**Rows**
◆ ◆ ◆ ◆
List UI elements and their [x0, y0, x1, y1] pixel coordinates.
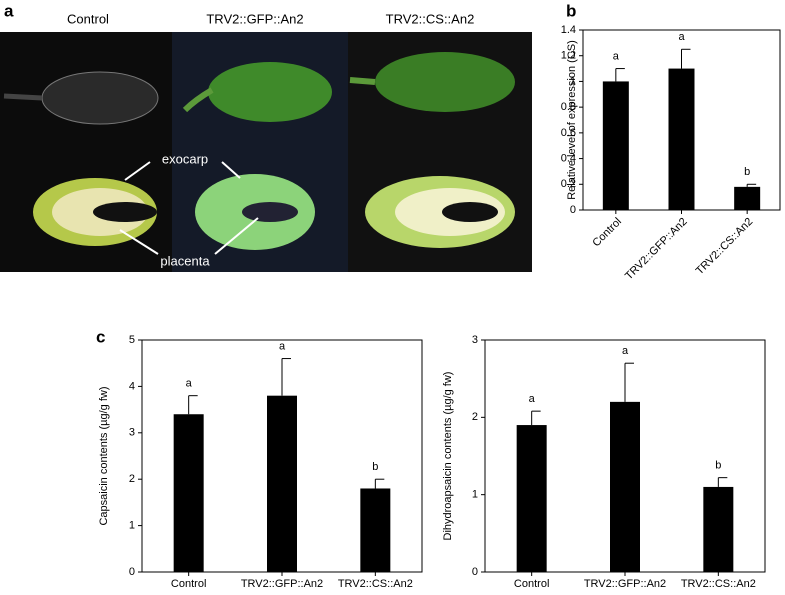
significance-letter: a	[186, 378, 193, 390]
y-tick-label: 1	[570, 75, 576, 87]
y-tick-label: 3	[472, 334, 478, 346]
stem	[182, 87, 214, 113]
y-tick-label: 0	[570, 204, 576, 216]
y-tick-label: 2	[129, 473, 135, 485]
y-tick-label: 1.4	[561, 24, 576, 36]
y-tick-label: 0.4	[561, 152, 576, 164]
y-tick-label: 0.2	[561, 178, 576, 190]
bar	[734, 186, 761, 210]
significance-letter: a	[529, 393, 536, 405]
x-tick-label: Control	[590, 216, 624, 250]
significance-letter: b	[372, 461, 378, 473]
x-tick-label: Control	[171, 578, 206, 590]
bar	[602, 81, 629, 210]
bar	[360, 488, 391, 572]
stem	[3, 93, 43, 101]
y-tick-label: 3	[129, 427, 135, 439]
panel-label: a	[4, 1, 14, 20]
x-tick-label: TRV2::GFP::An2	[241, 578, 323, 590]
annotation: exocarp	[162, 151, 208, 166]
bar	[610, 401, 640, 572]
x-tick-label: TRV2::CS::An2	[681, 578, 756, 590]
y-tick-label: 5	[129, 334, 135, 346]
annotation: placenta	[160, 253, 210, 268]
x-tick-label: Control	[514, 578, 549, 590]
cavity	[93, 202, 157, 222]
pepper	[375, 52, 515, 112]
photo: Control TRV2::GFP::An2 TRV2::CS::An2 exo…	[0, 11, 532, 272]
x-tick-label: TRV2::CS::An2	[694, 216, 756, 278]
x-tick-label: TRV2::GFP::An2	[623, 216, 690, 283]
pepper	[41, 71, 159, 125]
significance-letter: b	[744, 166, 750, 178]
y-tick-label: 4	[129, 380, 135, 392]
bar	[267, 395, 297, 572]
significance-letter: a	[613, 50, 620, 62]
bar	[703, 486, 734, 572]
y-tick-label: 1	[129, 520, 135, 532]
y-tick-label: 2	[472, 411, 478, 423]
y-tick-label: 0.8	[561, 101, 576, 113]
y-tick-label: 1.2	[561, 50, 576, 62]
stem	[349, 77, 376, 85]
arrows	[119, 161, 259, 255]
y-tick-label: 0	[129, 566, 135, 578]
cavity	[442, 202, 498, 222]
y-tick-label: 0.6	[561, 127, 576, 139]
significance-letter: a	[622, 345, 629, 357]
x-tick-label: TRV2::GFP::An2	[584, 578, 666, 590]
y-axis-label: Relative level of expression (CS)	[566, 40, 578, 200]
panel-label: c	[96, 327, 105, 346]
column-label: TRV2::CS::An2	[386, 11, 475, 26]
x-tick-label: TRV2::CS::An2	[338, 578, 413, 590]
y-axis-label: Capsaicin contents (µg/g fw)	[98, 386, 110, 525]
column-label: TRV2::GFP::An2	[206, 11, 303, 26]
bar	[173, 414, 204, 572]
pepper	[208, 62, 332, 122]
cavity	[242, 202, 298, 222]
panel-label: b	[566, 1, 576, 20]
column-label: Control	[67, 11, 109, 26]
bar	[516, 425, 547, 572]
bar	[668, 68, 695, 210]
y-axis-label: Dihydroapsaicin contents (µg/g fw)	[442, 372, 454, 541]
y-tick-label: 1	[472, 489, 478, 501]
significance-letter: a	[279, 340, 286, 352]
significance-letter: b	[715, 460, 721, 472]
y-tick-label: 0	[472, 566, 478, 578]
significance-letter: a	[678, 31, 685, 43]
◆ ◆ ◆ ◆
**What is asked**
Replace each "pepper" in the material above with "fruit" and give all the lines back otherwise unchanged, leaving out the picture.

**Task solution**
List UI elements and their [x0, y0, x1, y1] pixel coordinates.
significance-letter: a	[186, 378, 193, 390]
y-tick-label: 1	[570, 75, 576, 87]
y-tick-label: 3	[472, 334, 478, 346]
stem	[182, 87, 214, 113]
y-tick-label: 0	[570, 204, 576, 216]
y-tick-label: 2	[129, 473, 135, 485]
y-tick-label: 1.4	[561, 24, 576, 36]
y-tick-label: 0.4	[561, 152, 576, 164]
y-tick-label: 0.2	[561, 178, 576, 190]
bar	[734, 186, 761, 210]
significance-letter: a	[529, 393, 536, 405]
x-tick-label: Control	[590, 216, 624, 250]
significance-letter: b	[372, 461, 378, 473]
x-tick-label: Control	[171, 578, 206, 590]
bar	[602, 81, 629, 210]
bar	[360, 488, 391, 572]
stem	[3, 93, 43, 101]
y-tick-label: 3	[129, 427, 135, 439]
panel-label: a	[4, 1, 14, 20]
x-tick-label: TRV2::GFP::An2	[241, 578, 323, 590]
annotation: exocarp	[162, 151, 208, 166]
bar	[610, 401, 640, 572]
x-tick-label: TRV2::CS::An2	[681, 578, 756, 590]
y-tick-label: 5	[129, 334, 135, 346]
annotation: placenta	[160, 253, 210, 268]
x-tick-label: Control	[514, 578, 549, 590]
cavity	[93, 202, 157, 222]
fruit	[375, 52, 515, 112]
photo: Control TRV2::GFP::An2 TRV2::CS::An2 exo…	[0, 11, 532, 272]
x-tick-label: TRV2::CS::An2	[694, 216, 756, 278]
x-tick-label: TRV2::GFP::An2	[623, 216, 690, 283]
fruit	[41, 71, 159, 125]
significance-letter: b	[744, 166, 750, 178]
y-tick-label: 4	[129, 380, 135, 392]
bar	[267, 395, 297, 572]
significance-letter: a	[613, 50, 620, 62]
bar	[703, 486, 734, 572]
y-tick-label: 1	[129, 520, 135, 532]
y-tick-label: 2	[472, 411, 478, 423]
y-tick-label: 0.8	[561, 101, 576, 113]
y-tick-label: 1.2	[561, 50, 576, 62]
stem	[349, 77, 376, 85]
arrows	[119, 161, 259, 255]
y-tick-label: 0	[129, 566, 135, 578]
cavity	[442, 202, 498, 222]
y-tick-label: 0.6	[561, 127, 576, 139]
significance-letter: a	[622, 345, 629, 357]
x-tick-label: TRV2::GFP::An2	[584, 578, 666, 590]
y-axis-label: Relative level of expression (CS)	[566, 40, 578, 200]
panel-label: c	[96, 327, 105, 346]
column-label: TRV2::CS::An2	[386, 11, 475, 26]
x-tick-label: TRV2::CS::An2	[338, 578, 413, 590]
y-axis-label: Capsaicin contents (µg/g fw)	[98, 386, 110, 525]
column-label: TRV2::GFP::An2	[206, 11, 303, 26]
bar	[173, 414, 204, 572]
fruit	[208, 62, 332, 122]
cavity	[242, 202, 298, 222]
panel-label: b	[566, 1, 576, 20]
column-label: Control	[67, 11, 109, 26]
bar	[516, 425, 547, 572]
bar	[668, 68, 695, 210]
y-axis-label: Dihydroapsaicin contents (µg/g fw)	[442, 372, 454, 541]
y-tick-label: 1	[472, 489, 478, 501]
significance-letter: a	[279, 340, 286, 352]
significance-letter: b	[715, 460, 721, 472]
y-tick-label: 0	[472, 566, 478, 578]
significance-letter: a	[678, 31, 685, 43]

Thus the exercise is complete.